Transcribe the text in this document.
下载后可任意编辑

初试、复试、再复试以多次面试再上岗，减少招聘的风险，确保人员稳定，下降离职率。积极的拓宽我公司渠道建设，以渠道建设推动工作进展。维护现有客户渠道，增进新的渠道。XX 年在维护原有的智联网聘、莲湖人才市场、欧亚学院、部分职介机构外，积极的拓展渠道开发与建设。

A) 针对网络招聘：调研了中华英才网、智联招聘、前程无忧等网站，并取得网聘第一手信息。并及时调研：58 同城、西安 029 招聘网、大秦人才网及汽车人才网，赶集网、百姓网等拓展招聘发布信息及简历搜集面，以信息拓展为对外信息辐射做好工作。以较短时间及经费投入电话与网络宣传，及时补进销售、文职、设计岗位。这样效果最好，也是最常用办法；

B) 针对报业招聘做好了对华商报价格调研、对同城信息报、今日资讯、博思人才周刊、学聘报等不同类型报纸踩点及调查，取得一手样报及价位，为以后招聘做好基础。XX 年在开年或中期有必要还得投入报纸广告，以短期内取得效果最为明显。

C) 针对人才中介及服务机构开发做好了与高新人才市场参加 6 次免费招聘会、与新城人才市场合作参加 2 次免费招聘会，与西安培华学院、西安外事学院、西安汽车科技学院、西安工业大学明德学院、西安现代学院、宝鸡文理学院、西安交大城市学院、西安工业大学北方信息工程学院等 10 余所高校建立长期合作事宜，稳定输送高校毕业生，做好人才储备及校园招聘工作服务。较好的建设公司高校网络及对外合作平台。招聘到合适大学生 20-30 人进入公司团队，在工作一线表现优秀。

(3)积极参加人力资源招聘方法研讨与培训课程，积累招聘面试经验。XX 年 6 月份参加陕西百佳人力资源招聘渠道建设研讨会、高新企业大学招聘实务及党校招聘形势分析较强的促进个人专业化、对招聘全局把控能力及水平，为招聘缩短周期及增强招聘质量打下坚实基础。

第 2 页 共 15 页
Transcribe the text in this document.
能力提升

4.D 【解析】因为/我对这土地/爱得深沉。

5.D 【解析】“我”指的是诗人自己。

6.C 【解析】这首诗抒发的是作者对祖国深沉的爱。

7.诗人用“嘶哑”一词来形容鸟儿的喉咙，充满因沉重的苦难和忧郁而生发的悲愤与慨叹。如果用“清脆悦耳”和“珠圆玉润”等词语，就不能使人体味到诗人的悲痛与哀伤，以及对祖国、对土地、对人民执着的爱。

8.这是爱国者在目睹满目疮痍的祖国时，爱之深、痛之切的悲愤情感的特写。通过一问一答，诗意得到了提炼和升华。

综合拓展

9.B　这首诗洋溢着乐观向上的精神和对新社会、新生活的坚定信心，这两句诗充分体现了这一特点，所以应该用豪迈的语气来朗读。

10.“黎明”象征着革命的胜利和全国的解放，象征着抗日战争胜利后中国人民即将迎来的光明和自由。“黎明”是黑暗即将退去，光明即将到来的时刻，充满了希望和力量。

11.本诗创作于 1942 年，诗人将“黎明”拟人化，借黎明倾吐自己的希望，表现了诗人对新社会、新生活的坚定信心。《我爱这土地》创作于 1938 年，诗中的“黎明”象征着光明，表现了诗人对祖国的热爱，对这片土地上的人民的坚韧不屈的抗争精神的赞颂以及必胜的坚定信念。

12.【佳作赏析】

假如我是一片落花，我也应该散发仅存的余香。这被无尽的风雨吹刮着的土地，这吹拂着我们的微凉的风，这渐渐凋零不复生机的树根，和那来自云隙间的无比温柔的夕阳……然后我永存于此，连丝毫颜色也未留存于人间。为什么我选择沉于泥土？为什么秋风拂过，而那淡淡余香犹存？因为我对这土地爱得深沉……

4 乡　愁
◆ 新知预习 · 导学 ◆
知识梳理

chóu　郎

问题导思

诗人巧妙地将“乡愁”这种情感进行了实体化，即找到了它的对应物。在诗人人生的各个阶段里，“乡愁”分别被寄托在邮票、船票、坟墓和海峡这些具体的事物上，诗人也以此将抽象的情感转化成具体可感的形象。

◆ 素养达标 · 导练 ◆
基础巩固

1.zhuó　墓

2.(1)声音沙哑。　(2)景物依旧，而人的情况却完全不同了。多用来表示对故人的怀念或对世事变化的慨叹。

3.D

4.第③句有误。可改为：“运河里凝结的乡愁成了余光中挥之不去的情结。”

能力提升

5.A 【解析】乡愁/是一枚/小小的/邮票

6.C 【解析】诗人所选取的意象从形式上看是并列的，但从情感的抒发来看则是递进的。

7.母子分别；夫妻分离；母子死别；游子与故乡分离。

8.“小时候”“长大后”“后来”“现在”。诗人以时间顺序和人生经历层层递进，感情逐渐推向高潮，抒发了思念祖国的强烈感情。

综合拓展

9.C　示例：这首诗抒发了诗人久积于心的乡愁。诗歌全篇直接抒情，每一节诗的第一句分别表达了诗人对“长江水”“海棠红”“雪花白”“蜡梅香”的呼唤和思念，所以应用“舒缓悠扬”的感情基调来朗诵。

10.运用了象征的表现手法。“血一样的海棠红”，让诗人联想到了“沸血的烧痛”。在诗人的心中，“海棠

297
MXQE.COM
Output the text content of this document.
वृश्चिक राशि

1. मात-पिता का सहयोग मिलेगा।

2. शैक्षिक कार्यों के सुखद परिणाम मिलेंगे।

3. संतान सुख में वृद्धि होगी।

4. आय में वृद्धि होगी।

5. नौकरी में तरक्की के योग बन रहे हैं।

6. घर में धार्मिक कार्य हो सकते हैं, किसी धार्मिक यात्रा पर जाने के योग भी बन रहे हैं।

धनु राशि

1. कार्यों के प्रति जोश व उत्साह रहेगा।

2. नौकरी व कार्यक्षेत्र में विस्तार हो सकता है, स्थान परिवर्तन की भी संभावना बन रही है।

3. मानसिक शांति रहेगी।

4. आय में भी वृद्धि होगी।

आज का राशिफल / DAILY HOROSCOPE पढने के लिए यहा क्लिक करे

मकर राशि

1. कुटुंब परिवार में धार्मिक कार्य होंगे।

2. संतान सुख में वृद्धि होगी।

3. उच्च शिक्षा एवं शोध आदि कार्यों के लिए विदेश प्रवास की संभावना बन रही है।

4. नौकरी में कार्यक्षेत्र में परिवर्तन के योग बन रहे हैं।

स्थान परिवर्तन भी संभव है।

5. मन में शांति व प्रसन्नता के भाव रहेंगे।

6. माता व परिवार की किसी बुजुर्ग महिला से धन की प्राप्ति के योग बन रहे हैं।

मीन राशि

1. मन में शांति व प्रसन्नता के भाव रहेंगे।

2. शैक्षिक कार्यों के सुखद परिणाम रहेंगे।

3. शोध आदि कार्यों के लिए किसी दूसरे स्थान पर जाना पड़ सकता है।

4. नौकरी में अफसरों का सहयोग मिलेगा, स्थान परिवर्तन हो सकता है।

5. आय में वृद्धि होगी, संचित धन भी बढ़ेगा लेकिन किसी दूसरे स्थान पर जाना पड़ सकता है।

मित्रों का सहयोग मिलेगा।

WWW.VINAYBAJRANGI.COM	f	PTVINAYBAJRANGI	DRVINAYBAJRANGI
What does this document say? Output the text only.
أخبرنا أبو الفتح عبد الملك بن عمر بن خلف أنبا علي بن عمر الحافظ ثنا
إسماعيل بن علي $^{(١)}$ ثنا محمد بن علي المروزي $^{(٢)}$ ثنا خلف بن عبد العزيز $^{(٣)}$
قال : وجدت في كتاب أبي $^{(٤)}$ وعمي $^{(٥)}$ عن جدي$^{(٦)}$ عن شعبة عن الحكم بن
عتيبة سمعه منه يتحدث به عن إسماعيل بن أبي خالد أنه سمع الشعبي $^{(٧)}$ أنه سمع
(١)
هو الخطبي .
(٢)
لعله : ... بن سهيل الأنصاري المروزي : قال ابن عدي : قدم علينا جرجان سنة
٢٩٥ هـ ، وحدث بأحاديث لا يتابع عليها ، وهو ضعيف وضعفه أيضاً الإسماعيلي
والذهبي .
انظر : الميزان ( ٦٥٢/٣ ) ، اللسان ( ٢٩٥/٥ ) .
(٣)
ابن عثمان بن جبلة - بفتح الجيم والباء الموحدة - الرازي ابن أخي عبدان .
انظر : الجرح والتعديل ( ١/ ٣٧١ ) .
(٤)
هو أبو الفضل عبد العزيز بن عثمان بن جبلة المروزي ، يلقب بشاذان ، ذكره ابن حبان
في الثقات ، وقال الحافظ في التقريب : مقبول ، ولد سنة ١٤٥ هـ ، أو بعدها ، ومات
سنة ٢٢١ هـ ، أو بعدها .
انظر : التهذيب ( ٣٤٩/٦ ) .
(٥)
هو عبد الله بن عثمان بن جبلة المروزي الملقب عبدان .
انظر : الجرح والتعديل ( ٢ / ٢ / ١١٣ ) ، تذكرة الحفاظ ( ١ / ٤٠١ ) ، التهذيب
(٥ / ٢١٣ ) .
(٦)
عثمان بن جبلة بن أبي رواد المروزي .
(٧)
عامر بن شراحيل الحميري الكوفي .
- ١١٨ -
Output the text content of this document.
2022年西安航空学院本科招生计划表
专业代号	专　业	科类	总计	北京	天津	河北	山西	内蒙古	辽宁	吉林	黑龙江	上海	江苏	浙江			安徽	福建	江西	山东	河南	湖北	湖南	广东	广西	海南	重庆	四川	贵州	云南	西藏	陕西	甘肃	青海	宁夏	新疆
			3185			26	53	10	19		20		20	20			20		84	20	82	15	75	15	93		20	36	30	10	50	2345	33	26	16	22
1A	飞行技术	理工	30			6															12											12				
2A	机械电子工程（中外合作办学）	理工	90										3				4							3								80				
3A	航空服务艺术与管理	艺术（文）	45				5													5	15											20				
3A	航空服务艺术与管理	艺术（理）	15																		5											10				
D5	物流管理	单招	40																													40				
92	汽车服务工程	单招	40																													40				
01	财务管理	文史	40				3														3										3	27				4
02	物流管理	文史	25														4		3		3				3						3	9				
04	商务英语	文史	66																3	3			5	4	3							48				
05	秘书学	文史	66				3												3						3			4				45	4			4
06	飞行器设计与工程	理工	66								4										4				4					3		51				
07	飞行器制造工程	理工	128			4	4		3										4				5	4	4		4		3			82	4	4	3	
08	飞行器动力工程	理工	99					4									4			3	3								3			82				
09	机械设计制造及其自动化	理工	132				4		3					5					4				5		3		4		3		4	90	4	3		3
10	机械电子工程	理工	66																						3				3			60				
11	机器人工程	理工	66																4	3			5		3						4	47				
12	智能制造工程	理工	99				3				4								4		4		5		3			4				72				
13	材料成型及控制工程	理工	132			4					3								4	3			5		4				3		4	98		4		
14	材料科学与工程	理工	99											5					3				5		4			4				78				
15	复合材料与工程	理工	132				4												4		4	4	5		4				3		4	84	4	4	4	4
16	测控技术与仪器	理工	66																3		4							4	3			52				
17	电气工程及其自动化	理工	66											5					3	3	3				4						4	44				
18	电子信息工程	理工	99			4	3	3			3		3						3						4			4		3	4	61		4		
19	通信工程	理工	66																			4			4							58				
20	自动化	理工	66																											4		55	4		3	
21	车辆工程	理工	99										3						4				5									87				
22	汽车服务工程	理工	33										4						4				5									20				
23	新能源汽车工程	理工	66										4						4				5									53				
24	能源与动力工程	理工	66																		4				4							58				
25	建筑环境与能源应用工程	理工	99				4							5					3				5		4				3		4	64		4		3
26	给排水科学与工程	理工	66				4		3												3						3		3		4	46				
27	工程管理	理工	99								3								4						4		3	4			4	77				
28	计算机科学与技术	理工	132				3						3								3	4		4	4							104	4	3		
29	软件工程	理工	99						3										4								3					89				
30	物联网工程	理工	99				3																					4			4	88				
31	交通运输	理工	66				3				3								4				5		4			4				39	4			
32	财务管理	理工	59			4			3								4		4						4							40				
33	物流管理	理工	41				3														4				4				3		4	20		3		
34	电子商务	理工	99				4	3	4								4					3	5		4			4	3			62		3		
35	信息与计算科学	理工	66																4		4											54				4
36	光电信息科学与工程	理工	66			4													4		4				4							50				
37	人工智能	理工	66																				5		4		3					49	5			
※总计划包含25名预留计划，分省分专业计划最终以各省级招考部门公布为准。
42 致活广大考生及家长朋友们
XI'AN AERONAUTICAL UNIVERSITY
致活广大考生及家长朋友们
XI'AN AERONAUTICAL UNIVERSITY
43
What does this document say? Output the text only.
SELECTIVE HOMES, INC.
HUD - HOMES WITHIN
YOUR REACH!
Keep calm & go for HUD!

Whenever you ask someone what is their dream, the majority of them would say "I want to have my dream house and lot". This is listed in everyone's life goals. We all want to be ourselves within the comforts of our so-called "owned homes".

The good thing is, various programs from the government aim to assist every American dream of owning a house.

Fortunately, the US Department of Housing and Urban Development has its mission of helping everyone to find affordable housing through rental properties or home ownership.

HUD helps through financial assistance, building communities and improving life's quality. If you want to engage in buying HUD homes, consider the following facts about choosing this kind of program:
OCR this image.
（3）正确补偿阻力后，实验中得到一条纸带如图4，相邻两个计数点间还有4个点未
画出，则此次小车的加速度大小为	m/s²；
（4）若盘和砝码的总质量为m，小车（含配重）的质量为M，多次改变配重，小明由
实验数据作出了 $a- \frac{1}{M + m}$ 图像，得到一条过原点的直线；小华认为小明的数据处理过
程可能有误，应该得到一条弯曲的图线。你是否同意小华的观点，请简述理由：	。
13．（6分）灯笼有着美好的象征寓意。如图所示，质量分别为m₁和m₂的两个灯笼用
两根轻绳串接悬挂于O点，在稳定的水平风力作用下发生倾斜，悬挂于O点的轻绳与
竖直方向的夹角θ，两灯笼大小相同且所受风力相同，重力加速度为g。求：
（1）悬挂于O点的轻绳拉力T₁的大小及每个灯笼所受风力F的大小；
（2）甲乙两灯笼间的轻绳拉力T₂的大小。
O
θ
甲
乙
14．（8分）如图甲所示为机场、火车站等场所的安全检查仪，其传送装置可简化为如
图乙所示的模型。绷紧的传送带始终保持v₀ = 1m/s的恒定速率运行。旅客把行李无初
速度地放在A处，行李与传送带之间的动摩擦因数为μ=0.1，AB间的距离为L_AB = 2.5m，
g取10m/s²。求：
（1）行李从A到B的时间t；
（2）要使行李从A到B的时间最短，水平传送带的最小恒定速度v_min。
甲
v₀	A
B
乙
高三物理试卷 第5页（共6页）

= = = =

## WHAT IS BEING ASKED
Quote only the lines from the one containing "OCR this image." through the final line of the records, with both ends included.

## SOLUTION TO THE PROBLEM
OCR this image.
（3）正确补偿阻力后，实验中得到一条纸带如图4，相邻两个计数点间还有4个点未
画出，则此次小车的加速度大小为	m/s²；
（4）若盘和砝码的总质量为m，小车（含配重）的质量为M，多次改变配重，小明由
实验数据作出了 $a- \frac{1}{M + m}$ 图像，得到一条过原点的直线；小华认为小明的数据处理过
程可能有误，应该得到一条弯曲的图线。你是否同意小华的观点，请简述理由：	。
13．（6分）灯笼有着美好的象征寓意。如图所示，质量分别为m₁和m₂的两个灯笼用
两根轻绳串接悬挂于O点，在稳定的水平风力作用下发生倾斜，悬挂于O点的轻绳与
竖直方向的夹角θ，两灯笼大小相同且所受风力相同，重力加速度为g。求：
（1）悬挂于O点的轻绳拉力T₁的大小及每个灯笼所受风力F的大小；
（2）甲乙两灯笼间的轻绳拉力T₂的大小。
O
θ
甲
乙
14．（8分）如图甲所示为机场、火车站等场所的安全检查仪，其传送装置可简化为如
图乙所示的模型。绷紧的传送带始终保持v₀ = 1m/s的恒定速率运行。旅客把行李无初
速度地放在A处，行李与传送带之间的动摩擦因数为μ=0.1，AB间的距离为L_AB = 2.5m，
g取10m/s²。求：
（1）行李从A到B的时间t；
（2）要使行李从A到B的时间最短，水平传送带的最小恒定速度v_min。
甲
v₀	A
B
乙
高三物理试卷 第5页（共6页）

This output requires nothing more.